TASK DESCRIPTION ▸ Gather every line from the entries below that contains the string "labels". Case counts: a match must have the same capitalization.

********

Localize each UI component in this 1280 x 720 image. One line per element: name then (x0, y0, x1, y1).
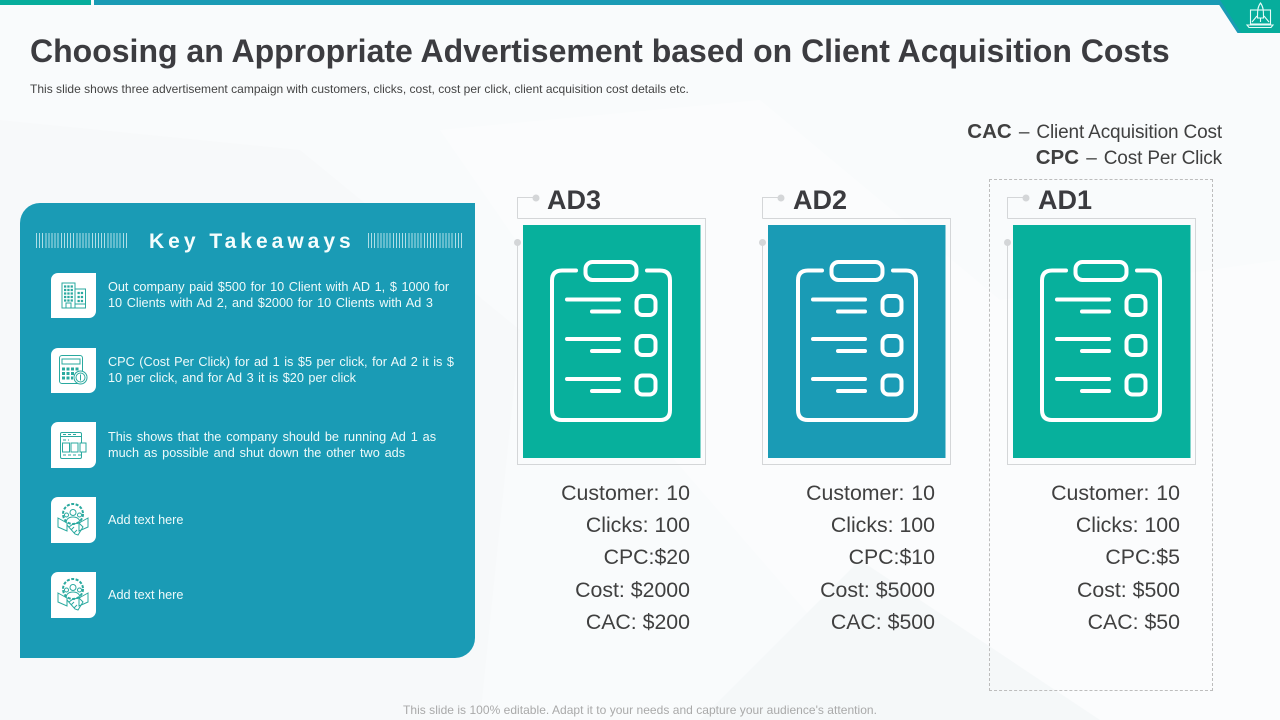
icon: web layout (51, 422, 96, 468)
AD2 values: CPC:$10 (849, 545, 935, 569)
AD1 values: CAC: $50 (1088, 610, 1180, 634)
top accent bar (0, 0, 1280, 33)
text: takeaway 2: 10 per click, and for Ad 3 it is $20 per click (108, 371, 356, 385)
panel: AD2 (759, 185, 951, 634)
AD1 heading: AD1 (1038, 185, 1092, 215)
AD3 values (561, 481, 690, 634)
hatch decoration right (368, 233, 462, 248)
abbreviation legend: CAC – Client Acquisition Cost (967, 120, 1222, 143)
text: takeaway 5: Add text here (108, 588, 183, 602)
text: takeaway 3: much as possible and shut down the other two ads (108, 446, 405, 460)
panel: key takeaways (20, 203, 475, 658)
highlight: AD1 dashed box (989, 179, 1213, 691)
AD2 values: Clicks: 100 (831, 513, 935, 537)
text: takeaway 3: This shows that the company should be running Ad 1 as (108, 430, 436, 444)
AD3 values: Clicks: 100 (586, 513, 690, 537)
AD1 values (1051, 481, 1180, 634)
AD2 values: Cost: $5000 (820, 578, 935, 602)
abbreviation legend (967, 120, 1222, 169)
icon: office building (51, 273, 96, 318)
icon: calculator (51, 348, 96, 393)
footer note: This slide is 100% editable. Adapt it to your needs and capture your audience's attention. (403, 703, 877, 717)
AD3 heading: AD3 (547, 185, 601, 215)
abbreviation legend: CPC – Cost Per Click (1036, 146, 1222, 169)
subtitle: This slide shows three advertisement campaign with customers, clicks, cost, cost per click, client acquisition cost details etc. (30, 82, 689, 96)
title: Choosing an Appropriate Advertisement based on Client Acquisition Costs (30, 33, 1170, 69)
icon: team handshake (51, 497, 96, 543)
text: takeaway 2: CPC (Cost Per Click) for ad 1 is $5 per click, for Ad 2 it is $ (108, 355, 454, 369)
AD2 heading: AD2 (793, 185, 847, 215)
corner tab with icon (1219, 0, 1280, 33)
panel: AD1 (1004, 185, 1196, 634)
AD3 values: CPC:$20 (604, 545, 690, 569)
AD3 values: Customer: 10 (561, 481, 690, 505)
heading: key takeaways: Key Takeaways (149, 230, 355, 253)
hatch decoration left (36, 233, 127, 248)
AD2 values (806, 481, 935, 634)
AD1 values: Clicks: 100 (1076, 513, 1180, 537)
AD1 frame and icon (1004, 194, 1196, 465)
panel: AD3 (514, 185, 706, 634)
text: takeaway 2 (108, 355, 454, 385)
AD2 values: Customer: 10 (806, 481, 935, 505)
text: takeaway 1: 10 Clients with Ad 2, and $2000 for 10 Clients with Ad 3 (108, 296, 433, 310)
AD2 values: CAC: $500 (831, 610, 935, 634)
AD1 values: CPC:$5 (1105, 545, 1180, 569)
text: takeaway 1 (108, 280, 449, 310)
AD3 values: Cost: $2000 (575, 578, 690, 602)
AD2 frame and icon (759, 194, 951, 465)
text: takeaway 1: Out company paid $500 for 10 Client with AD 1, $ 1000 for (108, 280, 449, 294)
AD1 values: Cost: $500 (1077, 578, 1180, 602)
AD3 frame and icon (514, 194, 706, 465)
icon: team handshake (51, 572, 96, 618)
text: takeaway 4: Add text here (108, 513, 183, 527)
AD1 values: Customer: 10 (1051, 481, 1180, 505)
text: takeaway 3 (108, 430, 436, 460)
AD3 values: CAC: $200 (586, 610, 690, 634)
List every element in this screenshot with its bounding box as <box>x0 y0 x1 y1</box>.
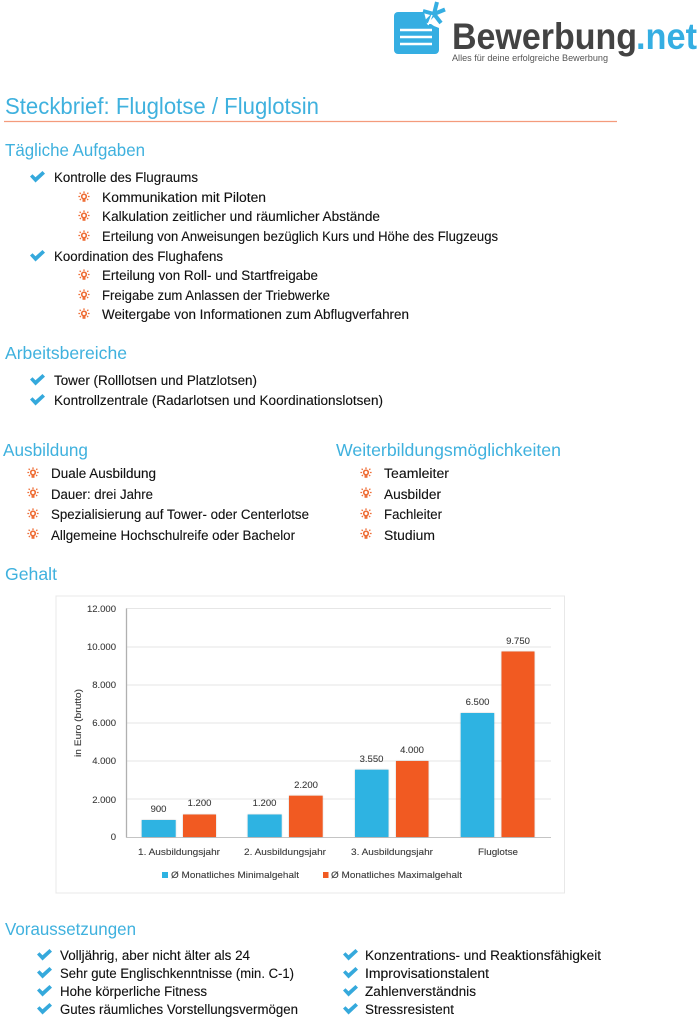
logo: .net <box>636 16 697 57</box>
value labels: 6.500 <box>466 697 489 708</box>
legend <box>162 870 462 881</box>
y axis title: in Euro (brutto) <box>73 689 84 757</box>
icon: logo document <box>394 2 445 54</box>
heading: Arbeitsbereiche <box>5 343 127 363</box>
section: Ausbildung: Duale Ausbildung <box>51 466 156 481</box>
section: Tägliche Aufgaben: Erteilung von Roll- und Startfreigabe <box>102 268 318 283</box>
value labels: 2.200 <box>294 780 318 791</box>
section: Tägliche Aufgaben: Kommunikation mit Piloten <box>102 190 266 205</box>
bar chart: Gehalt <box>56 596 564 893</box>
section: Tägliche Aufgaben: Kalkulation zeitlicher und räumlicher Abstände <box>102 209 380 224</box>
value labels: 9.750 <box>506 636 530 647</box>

********

EXERCISE OUTPUT ▸
value labels: 6.500 <box>466 697 489 708</box>
value labels: 2.200 <box>294 780 318 791</box>
value labels: 9.750 <box>506 636 530 647</box>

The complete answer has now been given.